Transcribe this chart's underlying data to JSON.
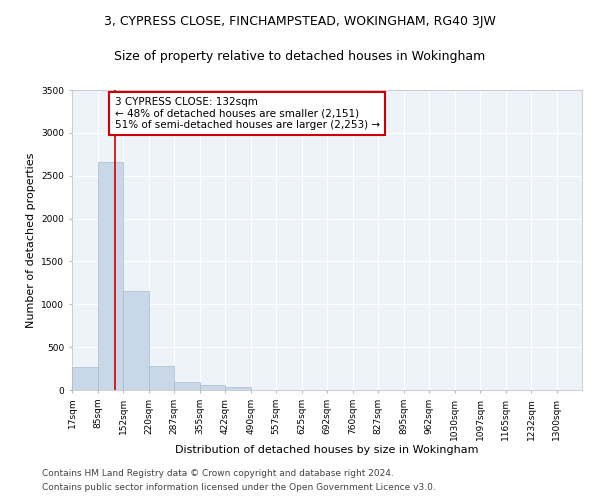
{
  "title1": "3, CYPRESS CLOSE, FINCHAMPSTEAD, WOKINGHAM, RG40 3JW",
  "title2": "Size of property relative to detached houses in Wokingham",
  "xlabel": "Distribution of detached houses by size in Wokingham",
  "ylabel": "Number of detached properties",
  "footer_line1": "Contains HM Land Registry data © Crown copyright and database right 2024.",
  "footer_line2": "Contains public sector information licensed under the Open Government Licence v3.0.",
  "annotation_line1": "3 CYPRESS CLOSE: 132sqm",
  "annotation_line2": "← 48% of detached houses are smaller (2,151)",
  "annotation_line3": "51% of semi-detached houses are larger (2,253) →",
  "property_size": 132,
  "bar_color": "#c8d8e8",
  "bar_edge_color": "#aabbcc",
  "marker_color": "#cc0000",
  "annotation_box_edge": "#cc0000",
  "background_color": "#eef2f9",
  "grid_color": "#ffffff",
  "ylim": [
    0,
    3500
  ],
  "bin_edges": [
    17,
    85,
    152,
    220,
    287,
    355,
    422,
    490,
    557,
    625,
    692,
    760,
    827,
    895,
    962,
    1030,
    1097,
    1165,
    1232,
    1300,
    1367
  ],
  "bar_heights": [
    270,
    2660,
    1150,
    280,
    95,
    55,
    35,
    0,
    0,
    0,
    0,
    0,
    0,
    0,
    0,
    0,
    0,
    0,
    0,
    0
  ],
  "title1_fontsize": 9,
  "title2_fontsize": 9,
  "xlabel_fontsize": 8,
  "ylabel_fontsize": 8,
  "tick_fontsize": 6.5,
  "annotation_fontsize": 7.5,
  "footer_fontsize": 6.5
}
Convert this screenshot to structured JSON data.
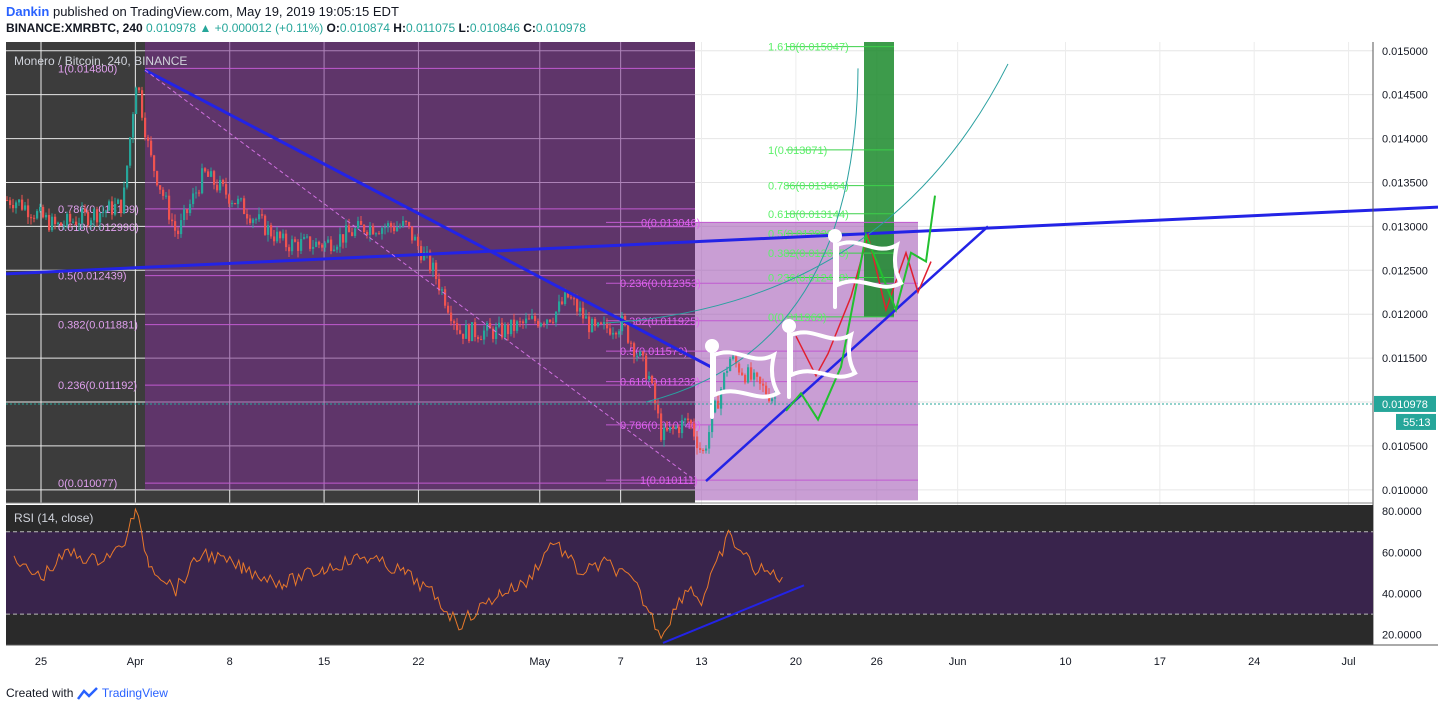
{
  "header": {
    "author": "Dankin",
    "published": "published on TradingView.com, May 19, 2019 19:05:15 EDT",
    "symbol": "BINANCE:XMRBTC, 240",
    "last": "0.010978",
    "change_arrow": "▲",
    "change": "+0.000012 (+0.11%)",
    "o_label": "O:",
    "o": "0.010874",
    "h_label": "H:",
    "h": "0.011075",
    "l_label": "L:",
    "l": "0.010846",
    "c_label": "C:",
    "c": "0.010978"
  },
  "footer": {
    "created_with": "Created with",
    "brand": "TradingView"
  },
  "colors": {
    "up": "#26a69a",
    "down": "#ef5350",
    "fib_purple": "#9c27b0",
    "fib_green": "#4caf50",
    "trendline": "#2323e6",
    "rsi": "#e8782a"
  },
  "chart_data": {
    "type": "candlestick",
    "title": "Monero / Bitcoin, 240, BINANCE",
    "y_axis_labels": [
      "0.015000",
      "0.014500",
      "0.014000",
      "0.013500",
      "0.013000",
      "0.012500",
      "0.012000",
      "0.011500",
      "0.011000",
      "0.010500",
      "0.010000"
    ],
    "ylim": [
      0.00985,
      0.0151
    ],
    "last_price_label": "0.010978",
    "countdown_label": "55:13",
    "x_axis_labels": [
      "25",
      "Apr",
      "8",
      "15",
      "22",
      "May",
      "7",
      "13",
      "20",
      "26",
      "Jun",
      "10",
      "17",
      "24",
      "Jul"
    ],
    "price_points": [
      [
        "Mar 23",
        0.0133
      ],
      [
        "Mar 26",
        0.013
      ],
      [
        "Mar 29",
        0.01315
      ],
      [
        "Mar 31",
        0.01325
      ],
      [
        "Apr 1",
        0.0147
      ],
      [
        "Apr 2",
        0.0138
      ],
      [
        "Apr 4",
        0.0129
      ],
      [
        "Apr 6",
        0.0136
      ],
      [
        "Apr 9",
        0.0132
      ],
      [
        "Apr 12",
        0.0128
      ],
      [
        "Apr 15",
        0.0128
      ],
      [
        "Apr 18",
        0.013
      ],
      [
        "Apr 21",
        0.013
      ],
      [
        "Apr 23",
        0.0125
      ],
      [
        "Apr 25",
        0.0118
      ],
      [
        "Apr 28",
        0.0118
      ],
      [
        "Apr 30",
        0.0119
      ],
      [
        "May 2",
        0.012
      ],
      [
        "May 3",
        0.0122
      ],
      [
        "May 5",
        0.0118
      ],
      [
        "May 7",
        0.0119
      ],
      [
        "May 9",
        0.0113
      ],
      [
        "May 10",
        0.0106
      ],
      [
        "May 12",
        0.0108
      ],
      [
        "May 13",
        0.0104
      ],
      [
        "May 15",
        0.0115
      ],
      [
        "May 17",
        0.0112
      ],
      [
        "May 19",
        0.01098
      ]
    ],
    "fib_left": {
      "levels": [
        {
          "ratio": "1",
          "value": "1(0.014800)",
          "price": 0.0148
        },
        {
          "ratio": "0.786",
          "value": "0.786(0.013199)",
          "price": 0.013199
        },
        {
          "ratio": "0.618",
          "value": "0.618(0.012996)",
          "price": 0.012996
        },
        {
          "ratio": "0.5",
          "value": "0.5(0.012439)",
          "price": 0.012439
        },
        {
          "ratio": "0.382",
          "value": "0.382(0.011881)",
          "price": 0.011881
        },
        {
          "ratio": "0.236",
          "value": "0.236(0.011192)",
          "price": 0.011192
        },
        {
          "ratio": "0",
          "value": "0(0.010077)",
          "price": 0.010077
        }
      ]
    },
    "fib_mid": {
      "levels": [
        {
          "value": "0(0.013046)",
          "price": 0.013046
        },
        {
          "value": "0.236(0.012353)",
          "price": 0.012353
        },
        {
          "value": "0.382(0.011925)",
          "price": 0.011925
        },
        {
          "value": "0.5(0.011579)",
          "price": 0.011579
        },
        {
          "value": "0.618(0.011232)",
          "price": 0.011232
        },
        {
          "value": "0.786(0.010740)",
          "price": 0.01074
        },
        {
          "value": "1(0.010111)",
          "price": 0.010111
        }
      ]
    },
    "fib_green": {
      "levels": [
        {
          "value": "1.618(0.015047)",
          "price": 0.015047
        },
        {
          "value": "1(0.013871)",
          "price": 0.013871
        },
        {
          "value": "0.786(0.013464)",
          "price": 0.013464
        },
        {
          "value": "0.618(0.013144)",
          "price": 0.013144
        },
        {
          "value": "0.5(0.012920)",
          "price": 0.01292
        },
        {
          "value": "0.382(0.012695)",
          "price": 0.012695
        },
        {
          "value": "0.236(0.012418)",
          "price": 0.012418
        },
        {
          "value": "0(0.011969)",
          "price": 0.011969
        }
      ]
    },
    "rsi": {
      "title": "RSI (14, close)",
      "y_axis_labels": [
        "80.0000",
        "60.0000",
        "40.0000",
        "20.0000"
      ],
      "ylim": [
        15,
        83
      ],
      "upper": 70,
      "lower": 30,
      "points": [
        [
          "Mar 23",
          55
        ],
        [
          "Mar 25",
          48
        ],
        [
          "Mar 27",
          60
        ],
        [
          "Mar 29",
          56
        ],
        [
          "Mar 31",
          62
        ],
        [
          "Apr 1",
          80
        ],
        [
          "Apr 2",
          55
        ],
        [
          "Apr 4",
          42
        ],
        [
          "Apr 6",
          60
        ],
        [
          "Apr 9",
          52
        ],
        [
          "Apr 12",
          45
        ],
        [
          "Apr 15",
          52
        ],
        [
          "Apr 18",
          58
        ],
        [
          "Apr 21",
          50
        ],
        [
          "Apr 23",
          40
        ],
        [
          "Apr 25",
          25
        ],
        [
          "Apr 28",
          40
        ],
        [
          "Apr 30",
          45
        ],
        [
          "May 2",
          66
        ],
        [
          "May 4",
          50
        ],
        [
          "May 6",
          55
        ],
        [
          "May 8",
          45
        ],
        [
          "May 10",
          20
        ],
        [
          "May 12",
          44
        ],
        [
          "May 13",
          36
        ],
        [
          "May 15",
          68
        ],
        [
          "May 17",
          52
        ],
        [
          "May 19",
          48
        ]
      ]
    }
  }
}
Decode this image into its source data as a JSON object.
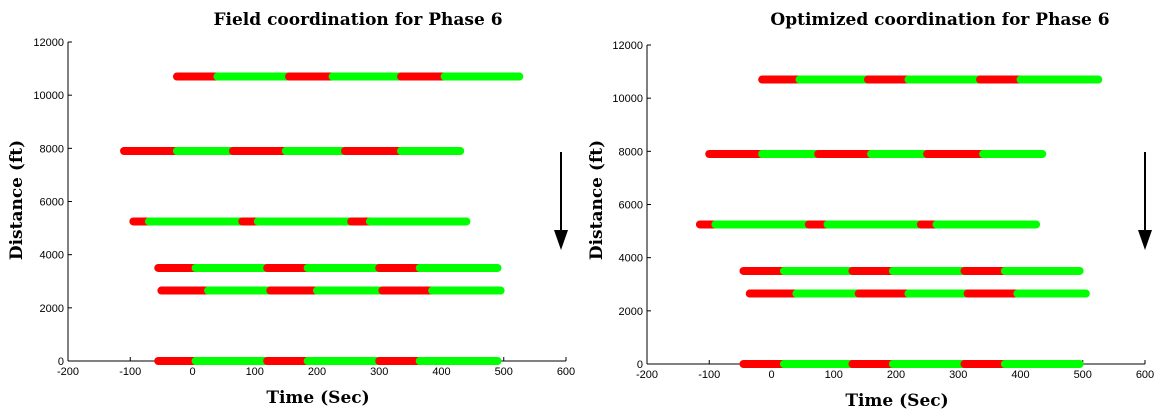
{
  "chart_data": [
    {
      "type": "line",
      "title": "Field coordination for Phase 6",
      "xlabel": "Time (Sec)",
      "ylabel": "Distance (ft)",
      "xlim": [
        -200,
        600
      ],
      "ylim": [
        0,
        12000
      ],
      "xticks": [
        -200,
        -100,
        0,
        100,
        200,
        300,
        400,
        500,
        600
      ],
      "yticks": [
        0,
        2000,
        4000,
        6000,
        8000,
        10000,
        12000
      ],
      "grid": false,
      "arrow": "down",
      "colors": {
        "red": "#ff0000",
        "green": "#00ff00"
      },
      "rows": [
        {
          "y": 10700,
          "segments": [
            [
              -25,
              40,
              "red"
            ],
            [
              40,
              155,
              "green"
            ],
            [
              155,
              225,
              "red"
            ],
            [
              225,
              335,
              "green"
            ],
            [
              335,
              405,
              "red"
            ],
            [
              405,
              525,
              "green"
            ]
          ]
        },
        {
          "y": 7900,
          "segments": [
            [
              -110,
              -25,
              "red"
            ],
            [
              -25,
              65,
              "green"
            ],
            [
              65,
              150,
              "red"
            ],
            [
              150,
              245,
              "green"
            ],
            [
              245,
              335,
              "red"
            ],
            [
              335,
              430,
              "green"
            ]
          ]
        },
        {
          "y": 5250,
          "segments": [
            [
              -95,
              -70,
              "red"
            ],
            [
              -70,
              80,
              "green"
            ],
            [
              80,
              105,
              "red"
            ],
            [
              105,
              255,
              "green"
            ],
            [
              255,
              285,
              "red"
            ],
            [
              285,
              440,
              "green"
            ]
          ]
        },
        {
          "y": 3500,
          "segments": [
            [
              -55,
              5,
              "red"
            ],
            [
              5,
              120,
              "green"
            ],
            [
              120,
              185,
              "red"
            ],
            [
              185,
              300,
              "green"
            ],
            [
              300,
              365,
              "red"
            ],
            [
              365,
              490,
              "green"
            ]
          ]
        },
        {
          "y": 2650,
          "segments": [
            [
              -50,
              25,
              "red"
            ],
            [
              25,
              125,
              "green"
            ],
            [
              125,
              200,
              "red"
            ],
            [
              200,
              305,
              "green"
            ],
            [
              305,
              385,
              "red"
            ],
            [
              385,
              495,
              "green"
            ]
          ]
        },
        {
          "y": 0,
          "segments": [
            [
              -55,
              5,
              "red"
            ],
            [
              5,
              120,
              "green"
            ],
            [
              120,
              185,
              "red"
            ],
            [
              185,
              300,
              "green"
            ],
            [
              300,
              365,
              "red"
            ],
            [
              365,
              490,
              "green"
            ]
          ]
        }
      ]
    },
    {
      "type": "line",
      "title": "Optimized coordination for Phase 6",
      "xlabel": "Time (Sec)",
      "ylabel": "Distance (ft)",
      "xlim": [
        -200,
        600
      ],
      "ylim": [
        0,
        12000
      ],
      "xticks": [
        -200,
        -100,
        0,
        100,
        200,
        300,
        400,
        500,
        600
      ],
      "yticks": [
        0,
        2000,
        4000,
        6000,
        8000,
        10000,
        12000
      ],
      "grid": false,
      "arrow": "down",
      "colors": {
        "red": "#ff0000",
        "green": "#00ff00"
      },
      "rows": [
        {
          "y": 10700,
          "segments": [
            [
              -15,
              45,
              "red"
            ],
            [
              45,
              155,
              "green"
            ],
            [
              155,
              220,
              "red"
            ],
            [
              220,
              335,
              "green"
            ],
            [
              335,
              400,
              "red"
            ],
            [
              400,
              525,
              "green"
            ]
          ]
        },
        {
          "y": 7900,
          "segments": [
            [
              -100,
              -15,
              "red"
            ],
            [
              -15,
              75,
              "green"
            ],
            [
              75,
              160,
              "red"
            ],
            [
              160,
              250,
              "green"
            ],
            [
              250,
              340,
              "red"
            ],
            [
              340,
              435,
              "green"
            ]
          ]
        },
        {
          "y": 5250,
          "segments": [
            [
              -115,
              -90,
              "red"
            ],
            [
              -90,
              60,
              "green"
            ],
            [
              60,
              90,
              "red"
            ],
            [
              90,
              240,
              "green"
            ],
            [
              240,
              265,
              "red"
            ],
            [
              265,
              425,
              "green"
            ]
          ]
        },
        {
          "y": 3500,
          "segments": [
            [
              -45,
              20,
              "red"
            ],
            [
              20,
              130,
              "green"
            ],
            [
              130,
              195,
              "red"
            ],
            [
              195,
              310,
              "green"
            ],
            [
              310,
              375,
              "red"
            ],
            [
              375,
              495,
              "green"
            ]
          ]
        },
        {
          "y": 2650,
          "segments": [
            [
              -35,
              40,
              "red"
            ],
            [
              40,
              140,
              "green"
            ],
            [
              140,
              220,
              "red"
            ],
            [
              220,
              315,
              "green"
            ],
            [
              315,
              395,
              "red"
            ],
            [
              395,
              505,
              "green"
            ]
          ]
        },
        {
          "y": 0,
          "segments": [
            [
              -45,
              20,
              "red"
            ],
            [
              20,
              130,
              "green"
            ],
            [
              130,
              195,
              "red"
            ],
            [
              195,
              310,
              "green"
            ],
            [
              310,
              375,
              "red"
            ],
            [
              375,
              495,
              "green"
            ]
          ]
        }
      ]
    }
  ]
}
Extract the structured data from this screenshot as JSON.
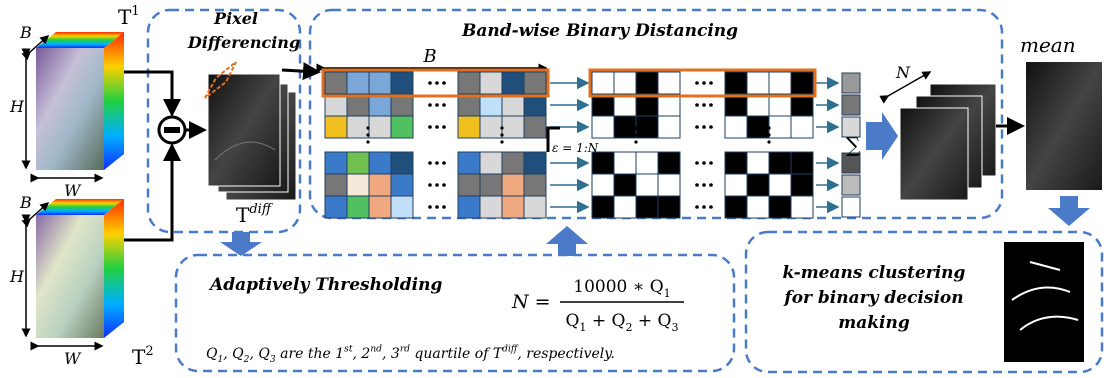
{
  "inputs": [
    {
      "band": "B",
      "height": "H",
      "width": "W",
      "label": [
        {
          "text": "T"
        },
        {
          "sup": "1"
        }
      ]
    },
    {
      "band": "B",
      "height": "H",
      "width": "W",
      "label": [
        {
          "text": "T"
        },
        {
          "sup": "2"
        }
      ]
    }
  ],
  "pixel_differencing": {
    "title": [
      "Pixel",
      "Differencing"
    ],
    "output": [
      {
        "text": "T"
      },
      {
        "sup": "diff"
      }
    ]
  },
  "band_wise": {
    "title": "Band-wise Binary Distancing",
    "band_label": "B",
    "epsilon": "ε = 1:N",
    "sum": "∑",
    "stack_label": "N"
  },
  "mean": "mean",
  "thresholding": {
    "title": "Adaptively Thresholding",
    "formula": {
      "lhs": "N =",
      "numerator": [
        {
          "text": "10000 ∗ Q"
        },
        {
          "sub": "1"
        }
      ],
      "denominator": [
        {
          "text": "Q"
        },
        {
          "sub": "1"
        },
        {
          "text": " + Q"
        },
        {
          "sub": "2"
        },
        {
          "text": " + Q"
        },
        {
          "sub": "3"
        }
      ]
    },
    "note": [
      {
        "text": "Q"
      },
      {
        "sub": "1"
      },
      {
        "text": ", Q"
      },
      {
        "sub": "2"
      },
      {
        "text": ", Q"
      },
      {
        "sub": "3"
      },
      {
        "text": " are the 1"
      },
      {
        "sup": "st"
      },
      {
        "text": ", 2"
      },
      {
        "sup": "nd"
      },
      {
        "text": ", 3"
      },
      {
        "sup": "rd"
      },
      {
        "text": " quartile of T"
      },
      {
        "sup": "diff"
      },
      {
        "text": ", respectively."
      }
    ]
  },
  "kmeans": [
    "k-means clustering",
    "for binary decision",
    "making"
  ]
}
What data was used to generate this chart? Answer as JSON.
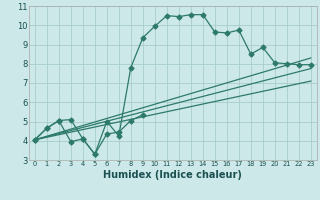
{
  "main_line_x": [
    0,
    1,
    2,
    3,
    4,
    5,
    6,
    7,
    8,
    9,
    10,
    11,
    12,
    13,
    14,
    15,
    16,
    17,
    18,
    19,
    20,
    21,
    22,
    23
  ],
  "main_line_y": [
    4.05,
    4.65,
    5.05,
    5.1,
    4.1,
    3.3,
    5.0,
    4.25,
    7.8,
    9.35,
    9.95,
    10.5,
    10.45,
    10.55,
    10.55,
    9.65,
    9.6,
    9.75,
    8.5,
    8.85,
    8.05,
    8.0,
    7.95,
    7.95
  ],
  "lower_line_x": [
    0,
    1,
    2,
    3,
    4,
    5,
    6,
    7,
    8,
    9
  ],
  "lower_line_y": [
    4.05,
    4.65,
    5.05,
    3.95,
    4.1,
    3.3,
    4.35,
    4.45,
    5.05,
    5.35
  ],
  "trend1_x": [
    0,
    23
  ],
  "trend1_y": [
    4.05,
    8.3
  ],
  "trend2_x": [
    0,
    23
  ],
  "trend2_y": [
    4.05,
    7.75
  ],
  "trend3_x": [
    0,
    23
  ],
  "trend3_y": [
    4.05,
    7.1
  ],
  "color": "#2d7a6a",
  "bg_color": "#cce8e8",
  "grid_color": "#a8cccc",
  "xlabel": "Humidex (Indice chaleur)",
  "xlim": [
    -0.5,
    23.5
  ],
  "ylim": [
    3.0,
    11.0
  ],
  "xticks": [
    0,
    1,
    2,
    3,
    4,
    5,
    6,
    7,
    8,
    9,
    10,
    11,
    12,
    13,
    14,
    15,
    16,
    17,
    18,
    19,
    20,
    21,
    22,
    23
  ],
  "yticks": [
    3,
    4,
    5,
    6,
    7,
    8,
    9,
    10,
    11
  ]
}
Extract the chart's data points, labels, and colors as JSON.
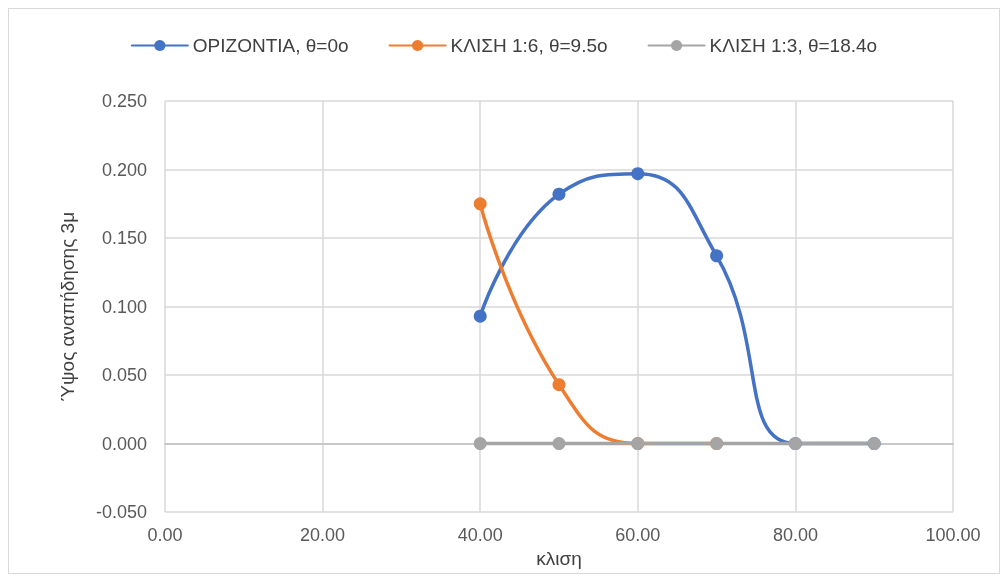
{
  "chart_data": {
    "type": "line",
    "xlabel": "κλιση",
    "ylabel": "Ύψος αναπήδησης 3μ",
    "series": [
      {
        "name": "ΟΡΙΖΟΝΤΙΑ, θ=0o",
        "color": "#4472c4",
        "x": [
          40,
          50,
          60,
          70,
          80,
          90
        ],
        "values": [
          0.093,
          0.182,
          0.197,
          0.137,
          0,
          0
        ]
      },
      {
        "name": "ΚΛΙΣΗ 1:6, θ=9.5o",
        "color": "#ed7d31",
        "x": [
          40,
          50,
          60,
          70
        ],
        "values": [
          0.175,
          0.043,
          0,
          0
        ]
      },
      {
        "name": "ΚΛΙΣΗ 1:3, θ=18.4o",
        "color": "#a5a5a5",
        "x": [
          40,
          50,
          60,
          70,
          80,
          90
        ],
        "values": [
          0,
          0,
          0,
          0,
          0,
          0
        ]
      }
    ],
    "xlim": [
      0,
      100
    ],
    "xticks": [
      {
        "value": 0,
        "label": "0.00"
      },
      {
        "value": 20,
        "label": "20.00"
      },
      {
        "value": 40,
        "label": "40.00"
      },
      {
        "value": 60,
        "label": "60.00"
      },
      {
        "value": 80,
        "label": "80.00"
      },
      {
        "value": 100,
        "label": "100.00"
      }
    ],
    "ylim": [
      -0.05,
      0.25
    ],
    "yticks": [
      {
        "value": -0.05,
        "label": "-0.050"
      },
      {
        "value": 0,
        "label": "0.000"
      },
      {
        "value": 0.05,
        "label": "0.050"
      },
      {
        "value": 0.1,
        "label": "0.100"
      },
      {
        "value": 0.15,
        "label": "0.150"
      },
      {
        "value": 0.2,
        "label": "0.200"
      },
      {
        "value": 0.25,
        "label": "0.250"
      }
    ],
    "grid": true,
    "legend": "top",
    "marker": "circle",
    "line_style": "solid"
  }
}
___
◆ **What is being asked**
Identify and copy the lines holding the word "type".

◆ **Solved exercise**
    "type": "candlestick",
      "type": "line",
      "type": "line",
    "type": "line",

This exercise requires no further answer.